Skip the pictures and quote all of the lines exactly.

• [The records]:

## Begin

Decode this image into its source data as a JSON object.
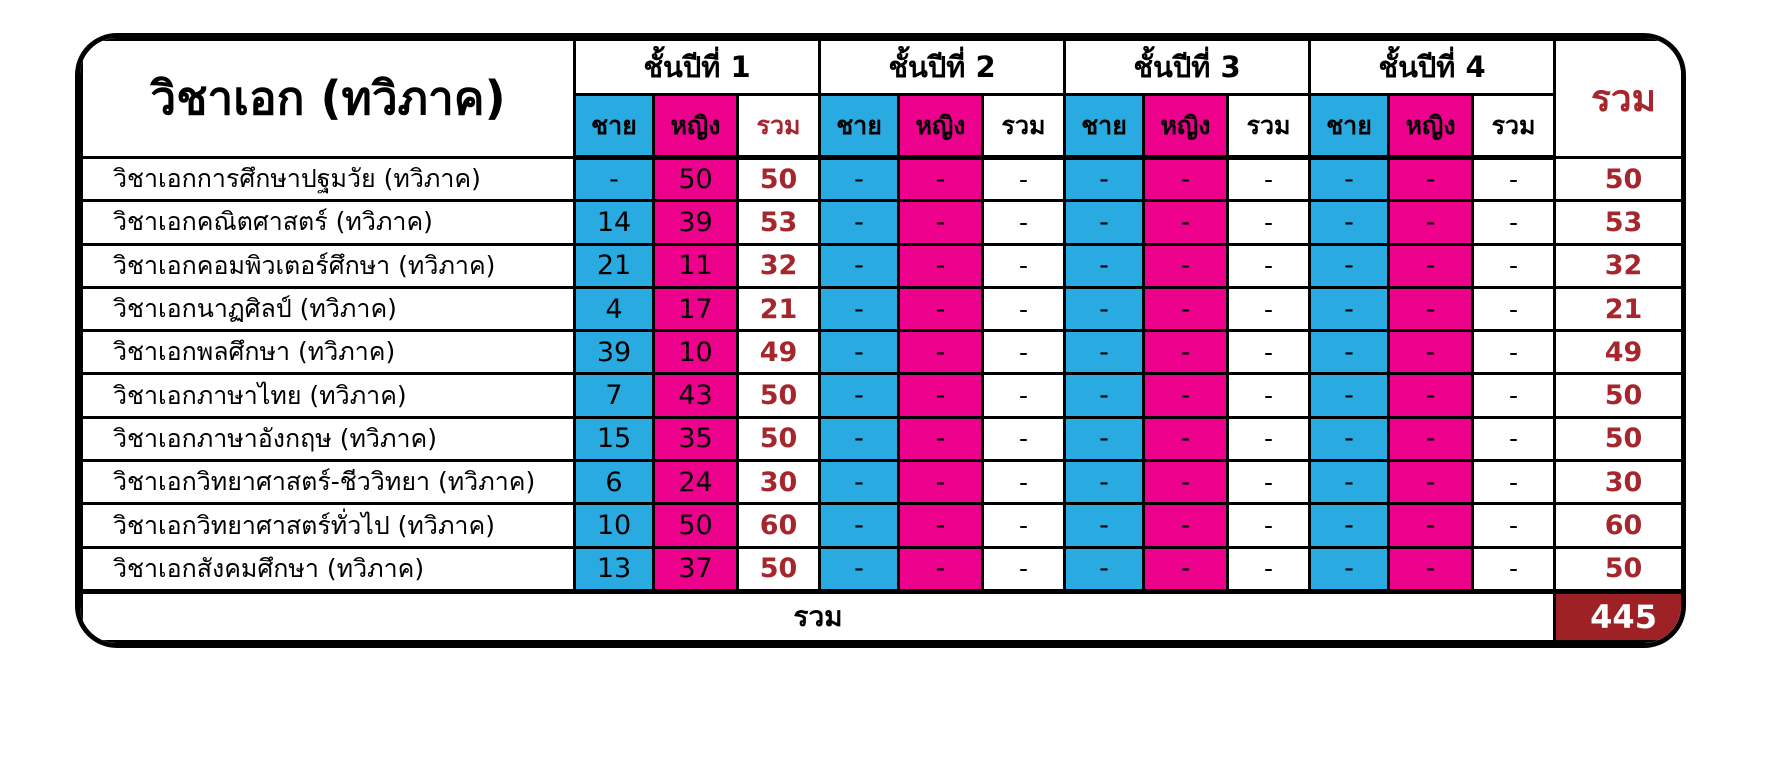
{
  "header": {
    "major_label": "วิชาเอก (ทวิภาค)",
    "year_groups": [
      "ชั้นปีที่ 1",
      "ชั้นปีที่ 2",
      "ชั้นปีที่ 3",
      "ชั้นปีที่ 4"
    ],
    "sub_male": "ชาย",
    "sub_female": "หญิง",
    "sub_total": "รวม",
    "grand_total_label": "รวม"
  },
  "footer": {
    "label": "รวม",
    "grand_total": "445"
  },
  "colors": {
    "male_bg": "#29ABE2",
    "female_bg": "#EC008C",
    "red_text": "#A6262D",
    "grand_total_bg": "#9E2126",
    "border": "#000000"
  },
  "chart_data": {
    "type": "table",
    "title": "วิชาเอก (ทวิภาค)",
    "column_groups": [
      "ชั้นปีที่ 1",
      "ชั้นปีที่ 2",
      "ชั้นปีที่ 3",
      "ชั้นปีที่ 4",
      "รวม"
    ],
    "sub_columns": [
      "ชาย",
      "หญิง",
      "รวม"
    ],
    "rows": [
      {
        "name": "วิชาเอกการศึกษาปฐมวัย (ทวิภาค)",
        "values": [
          "-",
          "50",
          "50",
          "-",
          "-",
          "-",
          "-",
          "-",
          "-",
          "-",
          "-",
          "-"
        ],
        "total": "50"
      },
      {
        "name": "วิชาเอกคณิตศาสตร์ (ทวิภาค)",
        "values": [
          "14",
          "39",
          "53",
          "-",
          "-",
          "-",
          "-",
          "-",
          "-",
          "-",
          "-",
          "-"
        ],
        "total": "53"
      },
      {
        "name": "วิชาเอกคอมพิวเตอร์ศึกษา (ทวิภาค)",
        "values": [
          "21",
          "11",
          "32",
          "-",
          "-",
          "-",
          "-",
          "-",
          "-",
          "-",
          "-",
          "-"
        ],
        "total": "32"
      },
      {
        "name": "วิชาเอกนาฏศิลป์ (ทวิภาค)",
        "values": [
          "4",
          "17",
          "21",
          "-",
          "-",
          "-",
          "-",
          "-",
          "-",
          "-",
          "-",
          "-"
        ],
        "total": "21"
      },
      {
        "name": "วิชาเอกพลศึกษา (ทวิภาค)",
        "values": [
          "39",
          "10",
          "49",
          "-",
          "-",
          "-",
          "-",
          "-",
          "-",
          "-",
          "-",
          "-"
        ],
        "total": "49"
      },
      {
        "name": "วิชาเอกภาษาไทย (ทวิภาค)",
        "values": [
          "7",
          "43",
          "50",
          "-",
          "-",
          "-",
          "-",
          "-",
          "-",
          "-",
          "-",
          "-"
        ],
        "total": "50"
      },
      {
        "name": "วิชาเอกภาษาอังกฤษ (ทวิภาค)",
        "values": [
          "15",
          "35",
          "50",
          "-",
          "-",
          "-",
          "-",
          "-",
          "-",
          "-",
          "-",
          "-"
        ],
        "total": "50"
      },
      {
        "name": "วิชาเอกวิทยาศาสตร์-ชีววิทยา (ทวิภาค)",
        "values": [
          "6",
          "24",
          "30",
          "-",
          "-",
          "-",
          "-",
          "-",
          "-",
          "-",
          "-",
          "-"
        ],
        "total": "30"
      },
      {
        "name": "วิชาเอกวิทยาศาสตร์ทั่วไป (ทวิภาค)",
        "values": [
          "10",
          "50",
          "60",
          "-",
          "-",
          "-",
          "-",
          "-",
          "-",
          "-",
          "-",
          "-"
        ],
        "total": "60"
      },
      {
        "name": "วิชาเอกสังคมศึกษา (ทวิภาค)",
        "values": [
          "13",
          "37",
          "50",
          "-",
          "-",
          "-",
          "-",
          "-",
          "-",
          "-",
          "-",
          "-"
        ],
        "total": "50"
      }
    ],
    "grand_total": "445"
  }
}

## End

• [The answer]:
Decode this image into its source data as a JSON object.
{
  "header": {
    "major_label": "วิชาเอก (ทวิภาค)",
    "year_groups": [
      "ชั้นปีที่ 1",
      "ชั้นปีที่ 2",
      "ชั้นปีที่ 3",
      "ชั้นปีที่ 4"
    ],
    "sub_male": "ชาย",
    "sub_female": "หญิง",
    "sub_total": "รวม",
    "grand_total_label": "รวม"
  },
  "footer": {
    "label": "รวม",
    "grand_total": "445"
  },
  "colors": {
    "male_bg": "#29ABE2",
    "female_bg": "#EC008C",
    "red_text": "#A6262D",
    "grand_total_bg": "#9E2126",
    "border": "#000000"
  },
  "chart_data": {
    "type": "table",
    "title": "วิชาเอก (ทวิภาค)",
    "column_groups": [
      "ชั้นปีที่ 1",
      "ชั้นปีที่ 2",
      "ชั้นปีที่ 3",
      "ชั้นปีที่ 4",
      "รวม"
    ],
    "sub_columns": [
      "ชาย",
      "หญิง",
      "รวม"
    ],
    "rows": [
      {
        "name": "วิชาเอกการศึกษาปฐมวัย (ทวิภาค)",
        "values": [
          "-",
          "50",
          "50",
          "-",
          "-",
          "-",
          "-",
          "-",
          "-",
          "-",
          "-",
          "-"
        ],
        "total": "50"
      },
      {
        "name": "วิชาเอกคณิตศาสตร์ (ทวิภาค)",
        "values": [
          "14",
          "39",
          "53",
          "-",
          "-",
          "-",
          "-",
          "-",
          "-",
          "-",
          "-",
          "-"
        ],
        "total": "53"
      },
      {
        "name": "วิชาเอกคอมพิวเตอร์ศึกษา (ทวิภาค)",
        "values": [
          "21",
          "11",
          "32",
          "-",
          "-",
          "-",
          "-",
          "-",
          "-",
          "-",
          "-",
          "-"
        ],
        "total": "32"
      },
      {
        "name": "วิชาเอกนาฏศิลป์ (ทวิภาค)",
        "values": [
          "4",
          "17",
          "21",
          "-",
          "-",
          "-",
          "-",
          "-",
          "-",
          "-",
          "-",
          "-"
        ],
        "total": "21"
      },
      {
        "name": "วิชาเอกพลศึกษา (ทวิภาค)",
        "values": [
          "39",
          "10",
          "49",
          "-",
          "-",
          "-",
          "-",
          "-",
          "-",
          "-",
          "-",
          "-"
        ],
        "total": "49"
      },
      {
        "name": "วิชาเอกภาษาไทย (ทวิภาค)",
        "values": [
          "7",
          "43",
          "50",
          "-",
          "-",
          "-",
          "-",
          "-",
          "-",
          "-",
          "-",
          "-"
        ],
        "total": "50"
      },
      {
        "name": "วิชาเอกภาษาอังกฤษ (ทวิภาค)",
        "values": [
          "15",
          "35",
          "50",
          "-",
          "-",
          "-",
          "-",
          "-",
          "-",
          "-",
          "-",
          "-"
        ],
        "total": "50"
      },
      {
        "name": "วิชาเอกวิทยาศาสตร์-ชีววิทยา (ทวิภาค)",
        "values": [
          "6",
          "24",
          "30",
          "-",
          "-",
          "-",
          "-",
          "-",
          "-",
          "-",
          "-",
          "-"
        ],
        "total": "30"
      },
      {
        "name": "วิชาเอกวิทยาศาสตร์ทั่วไป (ทวิภาค)",
        "values": [
          "10",
          "50",
          "60",
          "-",
          "-",
          "-",
          "-",
          "-",
          "-",
          "-",
          "-",
          "-"
        ],
        "total": "60"
      },
      {
        "name": "วิชาเอกสังคมศึกษา (ทวิภาค)",
        "values": [
          "13",
          "37",
          "50",
          "-",
          "-",
          "-",
          "-",
          "-",
          "-",
          "-",
          "-",
          "-"
        ],
        "total": "50"
      }
    ],
    "grand_total": "445"
  }
}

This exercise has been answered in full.